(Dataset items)
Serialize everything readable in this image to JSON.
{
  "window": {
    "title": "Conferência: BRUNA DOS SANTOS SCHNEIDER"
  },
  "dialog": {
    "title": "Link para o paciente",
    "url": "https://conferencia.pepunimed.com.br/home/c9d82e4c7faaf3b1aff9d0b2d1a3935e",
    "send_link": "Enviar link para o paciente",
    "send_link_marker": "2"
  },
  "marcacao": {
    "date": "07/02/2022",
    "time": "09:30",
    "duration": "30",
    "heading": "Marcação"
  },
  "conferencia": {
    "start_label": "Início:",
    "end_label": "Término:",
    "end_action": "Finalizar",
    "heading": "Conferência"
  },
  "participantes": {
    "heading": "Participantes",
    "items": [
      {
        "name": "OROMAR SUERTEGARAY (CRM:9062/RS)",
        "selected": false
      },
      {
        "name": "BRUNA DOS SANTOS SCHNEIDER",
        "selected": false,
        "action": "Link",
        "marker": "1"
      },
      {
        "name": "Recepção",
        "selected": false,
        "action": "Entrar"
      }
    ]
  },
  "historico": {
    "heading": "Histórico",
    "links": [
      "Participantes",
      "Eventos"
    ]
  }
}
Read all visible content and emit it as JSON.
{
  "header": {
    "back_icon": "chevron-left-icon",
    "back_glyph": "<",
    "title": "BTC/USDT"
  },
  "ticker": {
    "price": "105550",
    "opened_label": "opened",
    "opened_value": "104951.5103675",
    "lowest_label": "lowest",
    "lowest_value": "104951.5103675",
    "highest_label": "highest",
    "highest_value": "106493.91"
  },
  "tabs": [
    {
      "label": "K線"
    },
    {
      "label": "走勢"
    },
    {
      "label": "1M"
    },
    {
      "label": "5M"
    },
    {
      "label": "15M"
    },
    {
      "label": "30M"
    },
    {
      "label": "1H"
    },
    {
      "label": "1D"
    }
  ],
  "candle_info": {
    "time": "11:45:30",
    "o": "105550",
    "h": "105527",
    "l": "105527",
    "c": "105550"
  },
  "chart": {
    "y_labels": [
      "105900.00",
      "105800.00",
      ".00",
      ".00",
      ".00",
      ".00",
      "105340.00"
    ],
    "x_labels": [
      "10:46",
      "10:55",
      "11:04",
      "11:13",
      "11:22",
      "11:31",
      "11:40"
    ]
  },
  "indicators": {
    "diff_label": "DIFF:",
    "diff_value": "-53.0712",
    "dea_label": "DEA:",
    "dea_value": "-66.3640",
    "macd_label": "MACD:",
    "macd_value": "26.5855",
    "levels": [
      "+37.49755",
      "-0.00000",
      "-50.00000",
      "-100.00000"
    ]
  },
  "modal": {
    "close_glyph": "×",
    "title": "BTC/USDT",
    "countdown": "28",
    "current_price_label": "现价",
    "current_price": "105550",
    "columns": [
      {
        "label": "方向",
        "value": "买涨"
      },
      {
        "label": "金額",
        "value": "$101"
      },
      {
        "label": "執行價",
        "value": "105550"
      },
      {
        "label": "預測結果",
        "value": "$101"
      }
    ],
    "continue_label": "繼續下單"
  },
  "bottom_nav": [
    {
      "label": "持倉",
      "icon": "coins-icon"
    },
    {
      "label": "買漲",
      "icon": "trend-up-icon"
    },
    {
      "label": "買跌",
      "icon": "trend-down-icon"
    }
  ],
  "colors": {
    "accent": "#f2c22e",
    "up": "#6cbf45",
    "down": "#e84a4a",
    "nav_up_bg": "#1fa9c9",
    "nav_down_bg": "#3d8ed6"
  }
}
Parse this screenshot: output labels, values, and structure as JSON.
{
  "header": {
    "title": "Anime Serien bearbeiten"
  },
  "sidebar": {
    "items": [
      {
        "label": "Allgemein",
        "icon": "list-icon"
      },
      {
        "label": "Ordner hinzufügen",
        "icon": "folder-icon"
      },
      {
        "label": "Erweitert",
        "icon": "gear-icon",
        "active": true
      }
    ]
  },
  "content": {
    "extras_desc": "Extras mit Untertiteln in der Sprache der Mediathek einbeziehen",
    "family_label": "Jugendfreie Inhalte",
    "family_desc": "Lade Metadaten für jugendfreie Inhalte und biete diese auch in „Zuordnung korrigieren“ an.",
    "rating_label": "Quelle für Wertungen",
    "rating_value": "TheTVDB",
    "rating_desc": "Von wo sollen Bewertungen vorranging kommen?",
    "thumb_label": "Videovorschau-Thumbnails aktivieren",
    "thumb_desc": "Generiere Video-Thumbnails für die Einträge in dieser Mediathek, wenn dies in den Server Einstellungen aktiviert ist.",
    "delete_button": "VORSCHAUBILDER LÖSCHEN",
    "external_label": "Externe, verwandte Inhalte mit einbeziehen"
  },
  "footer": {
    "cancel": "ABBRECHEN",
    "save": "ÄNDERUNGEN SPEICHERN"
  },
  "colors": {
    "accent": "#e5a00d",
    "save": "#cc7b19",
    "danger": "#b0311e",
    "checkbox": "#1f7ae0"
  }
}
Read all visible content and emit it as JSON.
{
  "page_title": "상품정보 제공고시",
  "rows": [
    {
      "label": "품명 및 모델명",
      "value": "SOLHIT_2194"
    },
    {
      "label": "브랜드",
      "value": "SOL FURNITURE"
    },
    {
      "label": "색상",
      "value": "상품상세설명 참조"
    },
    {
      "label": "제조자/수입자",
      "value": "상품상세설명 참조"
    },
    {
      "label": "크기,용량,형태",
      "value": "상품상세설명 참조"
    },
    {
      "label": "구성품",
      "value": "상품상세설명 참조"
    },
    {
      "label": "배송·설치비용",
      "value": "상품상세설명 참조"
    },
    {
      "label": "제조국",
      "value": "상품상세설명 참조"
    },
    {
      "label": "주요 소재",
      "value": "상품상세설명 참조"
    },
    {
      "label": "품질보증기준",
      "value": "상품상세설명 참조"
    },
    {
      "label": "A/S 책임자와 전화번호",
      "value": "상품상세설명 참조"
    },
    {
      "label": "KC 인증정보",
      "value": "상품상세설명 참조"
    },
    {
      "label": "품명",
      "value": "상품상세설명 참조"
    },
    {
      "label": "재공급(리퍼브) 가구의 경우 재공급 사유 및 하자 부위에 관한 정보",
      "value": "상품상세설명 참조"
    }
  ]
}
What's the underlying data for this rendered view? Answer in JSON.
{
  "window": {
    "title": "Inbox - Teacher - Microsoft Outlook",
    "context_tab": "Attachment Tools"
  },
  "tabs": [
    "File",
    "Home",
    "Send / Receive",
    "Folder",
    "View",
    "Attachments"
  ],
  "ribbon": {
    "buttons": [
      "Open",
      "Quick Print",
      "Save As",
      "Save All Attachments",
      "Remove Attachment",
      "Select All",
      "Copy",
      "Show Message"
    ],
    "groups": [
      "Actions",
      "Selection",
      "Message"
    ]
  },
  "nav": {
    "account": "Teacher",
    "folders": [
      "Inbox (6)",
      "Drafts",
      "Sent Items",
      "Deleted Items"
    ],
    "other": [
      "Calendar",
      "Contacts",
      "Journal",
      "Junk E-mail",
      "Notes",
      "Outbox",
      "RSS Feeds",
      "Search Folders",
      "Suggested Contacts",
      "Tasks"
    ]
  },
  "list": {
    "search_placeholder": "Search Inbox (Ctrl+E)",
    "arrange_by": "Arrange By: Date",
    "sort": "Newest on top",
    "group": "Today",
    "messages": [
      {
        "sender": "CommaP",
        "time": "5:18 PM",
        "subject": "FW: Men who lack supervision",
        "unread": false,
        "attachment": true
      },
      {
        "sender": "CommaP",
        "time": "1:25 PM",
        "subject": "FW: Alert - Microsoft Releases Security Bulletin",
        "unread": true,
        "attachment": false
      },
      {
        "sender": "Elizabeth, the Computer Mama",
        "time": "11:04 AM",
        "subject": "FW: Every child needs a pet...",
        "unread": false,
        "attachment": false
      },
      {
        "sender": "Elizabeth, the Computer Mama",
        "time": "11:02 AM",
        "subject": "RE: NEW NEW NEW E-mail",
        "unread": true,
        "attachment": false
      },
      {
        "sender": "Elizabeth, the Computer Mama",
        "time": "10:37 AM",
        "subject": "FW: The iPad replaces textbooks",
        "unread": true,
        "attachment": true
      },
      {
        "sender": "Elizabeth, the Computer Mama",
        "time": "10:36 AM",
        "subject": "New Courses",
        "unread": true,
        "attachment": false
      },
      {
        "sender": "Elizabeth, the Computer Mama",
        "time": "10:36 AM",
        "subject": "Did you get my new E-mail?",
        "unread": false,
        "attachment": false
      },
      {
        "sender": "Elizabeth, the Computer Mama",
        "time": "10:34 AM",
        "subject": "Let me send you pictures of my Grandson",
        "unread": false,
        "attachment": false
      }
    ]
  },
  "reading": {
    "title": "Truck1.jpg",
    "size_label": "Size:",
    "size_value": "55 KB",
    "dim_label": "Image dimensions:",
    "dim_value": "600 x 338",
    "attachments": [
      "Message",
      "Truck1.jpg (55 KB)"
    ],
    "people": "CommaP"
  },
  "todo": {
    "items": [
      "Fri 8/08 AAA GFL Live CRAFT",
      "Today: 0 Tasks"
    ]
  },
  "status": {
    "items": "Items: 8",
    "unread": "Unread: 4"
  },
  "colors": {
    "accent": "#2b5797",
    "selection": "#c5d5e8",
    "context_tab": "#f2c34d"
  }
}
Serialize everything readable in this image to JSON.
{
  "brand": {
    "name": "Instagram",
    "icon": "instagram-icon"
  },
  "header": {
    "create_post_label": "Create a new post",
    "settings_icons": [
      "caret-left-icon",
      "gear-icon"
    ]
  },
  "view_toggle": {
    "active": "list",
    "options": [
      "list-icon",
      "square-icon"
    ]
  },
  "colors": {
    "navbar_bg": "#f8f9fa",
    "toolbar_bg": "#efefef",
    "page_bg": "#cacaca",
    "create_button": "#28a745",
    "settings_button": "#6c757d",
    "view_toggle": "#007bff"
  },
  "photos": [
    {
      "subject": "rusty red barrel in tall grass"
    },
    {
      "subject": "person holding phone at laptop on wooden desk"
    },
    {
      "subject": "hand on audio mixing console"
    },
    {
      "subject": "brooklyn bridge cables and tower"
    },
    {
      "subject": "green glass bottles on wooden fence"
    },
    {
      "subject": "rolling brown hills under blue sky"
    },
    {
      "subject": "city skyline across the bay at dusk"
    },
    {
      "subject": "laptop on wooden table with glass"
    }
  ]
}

Problem statement: Find the string "trend" in the records, then copy each line where it occurs.

Solution below:
      "icon": "trend-up-icon"
      "icon": "trend-down-icon"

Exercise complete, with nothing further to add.